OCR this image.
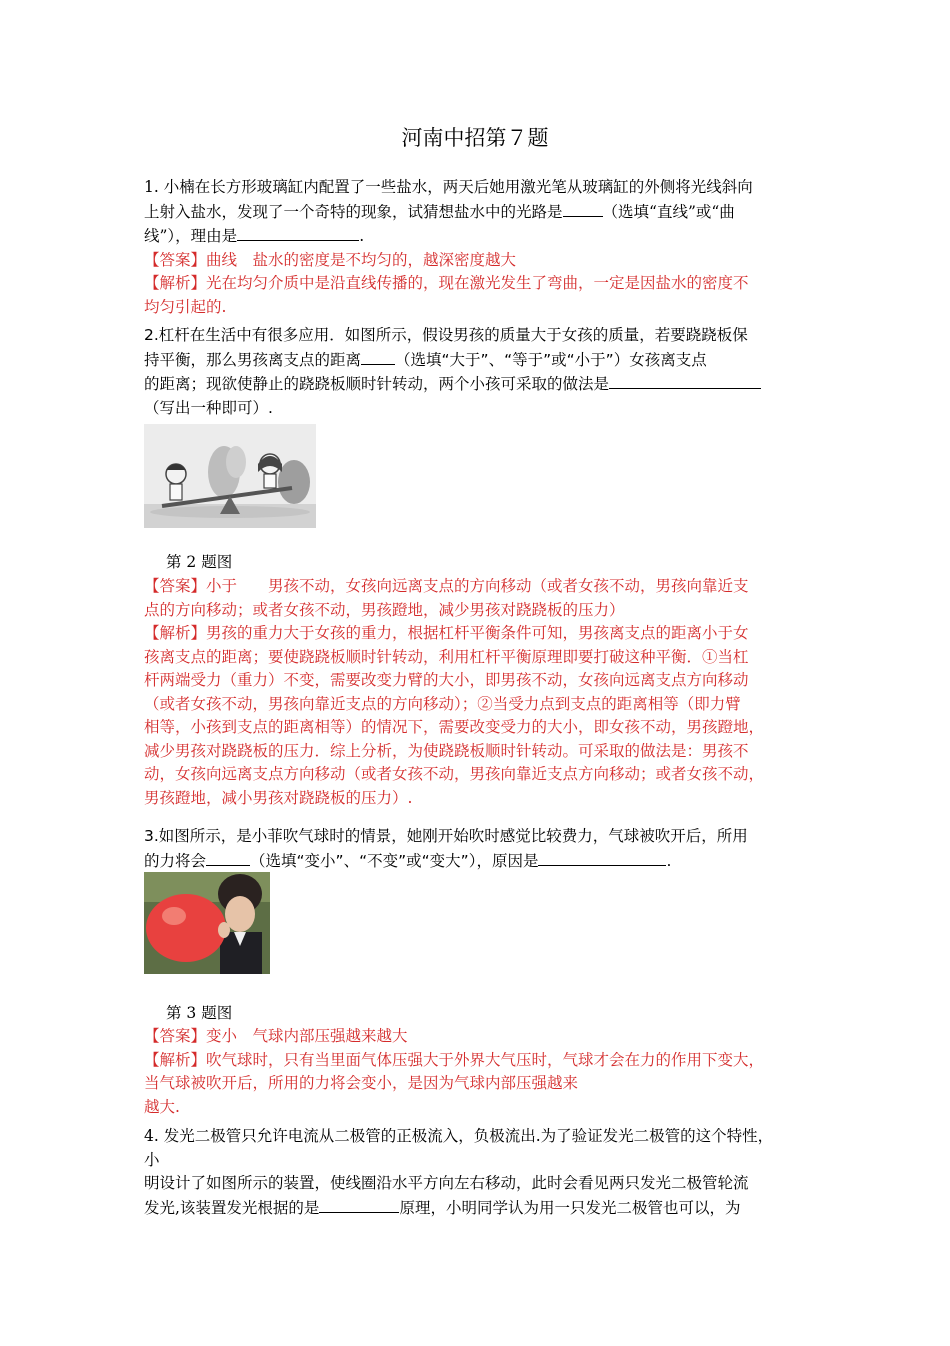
河南中招第７题
1. 小楠在长方形玻璃缸内配置了一些盐水，两天后她用激光笔从玻璃缸的外侧将光线斜向
上射入盐水，发现了一个奇特的现象，试猜想盐水中的光路是	（选填“直线”或“曲
线”），理由是	.
【答案】曲线　盐水的密度是不均匀的，越深密度越大
【解析】光在均匀介质中是沿直线传播的，现在激光发生了弯曲，一定是因盐水的密度不
均匀引起的.
2.杠杆在生活中有很多应用．如图所示，假设男孩的质量大于女孩的质量，若要跷跷板保
持平衡，那么男孩离支点的距离 （选填“大于”、“等于”或“小于”）女孩离支点
的距离；现欲使静止的跷跷板顺时针转动，两个小孩可采取的做法是
（写出一种即可）.
第 2 题图
【答案】小于　　男孩不动，女孩向远离支点的方向移动（或者女孩不动，男孩向靠近支
点的方向移动；或者女孩不动，男孩蹬地，减少男孩对跷跷板的压力）
【解析】男孩的重力大于女孩的重力，根据杠杆平衡条件可知，男孩离支点的距离小于女
孩离支点的距离；要使跷跷板顺时针转动，利用杠杆平衡原理即要打破这种平衡．①当杠
杆两端受力（重力）不变，需要改变力臂的大小，即男孩不动，女孩向远离支点方向移动
（或者女孩不动，男孩向靠近支点的方向移动）；②当受力点到支点的距离相等（即力臂
相等，小孩到支点的距离相等）的情况下，需要改变受力的大小，即女孩不动，男孩蹬地，
减少男孩对跷跷板的压力．综上分析，为使跷跷板顺时针转动。可采取的做法是：男孩不
动，女孩向远离支点方向移动（或者女孩不动，男孩向靠近支点方向移动；或者女孩不动，
男孩蹬地，减小男孩对跷跷板的压力）.
3.如图所示，是小菲吹气球时的情景，她刚开始吹时感觉比较费力，气球被吹开后，所用
的力将会	（选填“变小”、“不变”或“变大”），原因是	.
第 3 题图
【答案】变小　气球内部压强越来越大
【解析】吹气球时，只有当里面气体压强大于外界大气压时，气球才会在力的作用下变大，
当气球被吹开后，所用的力将会变小，是因为气球内部压强越来
越大.
4. 发光二极管只允许电流从二极管的正极流入，负极流出.为了验证发光二极管的这个特性，
小
明设计了如图所示的装置，使线圈沿水平方向左右移动，此时会看见两只发光二极管轮流
发光,该装置发光根据的是	原理，小明同学认为用一只发光二极管也可以，为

-------

**WHAT YOU HAVE TO DO**:
Omit every picture while copying the listing above exactly.

**RESPONSE**:
OCR this image.
河南中招第７题
1. 小楠在长方形玻璃缸内配置了一些盐水，两天后她用激光笔从玻璃缸的外侧将光线斜向
上射入盐水，发现了一个奇特的现象，试猜想盐水中的光路是	（选填“直线”或“曲
线”），理由是	.
【答案】曲线　盐水的密度是不均匀的，越深密度越大
【解析】光在均匀介质中是沿直线传播的，现在激光发生了弯曲，一定是因盐水的密度不
均匀引起的.
2.杠杆在生活中有很多应用．如图所示，假设男孩的质量大于女孩的质量，若要跷跷板保
持平衡，那么男孩离支点的距离 （选填“大于”、“等于”或“小于”）女孩离支点
的距离；现欲使静止的跷跷板顺时针转动，两个小孩可采取的做法是
（写出一种即可）.
第 2 题图
【答案】小于　　男孩不动，女孩向远离支点的方向移动（或者女孩不动，男孩向靠近支
点的方向移动；或者女孩不动，男孩蹬地，减少男孩对跷跷板的压力）
【解析】男孩的重力大于女孩的重力，根据杠杆平衡条件可知，男孩离支点的距离小于女
孩离支点的距离；要使跷跷板顺时针转动，利用杠杆平衡原理即要打破这种平衡．①当杠
杆两端受力（重力）不变，需要改变力臂的大小，即男孩不动，女孩向远离支点方向移动
（或者女孩不动，男孩向靠近支点的方向移动）；②当受力点到支点的距离相等（即力臂
相等，小孩到支点的距离相等）的情况下，需要改变受力的大小，即女孩不动，男孩蹬地，
减少男孩对跷跷板的压力．综上分析，为使跷跷板顺时针转动。可采取的做法是：男孩不
动，女孩向远离支点方向移动（或者女孩不动，男孩向靠近支点方向移动；或者女孩不动，
男孩蹬地，减小男孩对跷跷板的压力）.
3.如图所示，是小菲吹气球时的情景，她刚开始吹时感觉比较费力，气球被吹开后，所用
的力将会	（选填“变小”、“不变”或“变大”），原因是	.
第 3 题图
【答案】变小　气球内部压强越来越大
【解析】吹气球时，只有当里面气体压强大于外界大气压时，气球才会在力的作用下变大，
当气球被吹开后，所用的力将会变小，是因为气球内部压强越来
越大.
4. 发光二极管只允许电流从二极管的正极流入，负极流出.为了验证发光二极管的这个特性，
小
明设计了如图所示的装置，使线圈沿水平方向左右移动，此时会看见两只发光二极管轮流
发光,该装置发光根据的是	原理，小明同学认为用一只发光二极管也可以，为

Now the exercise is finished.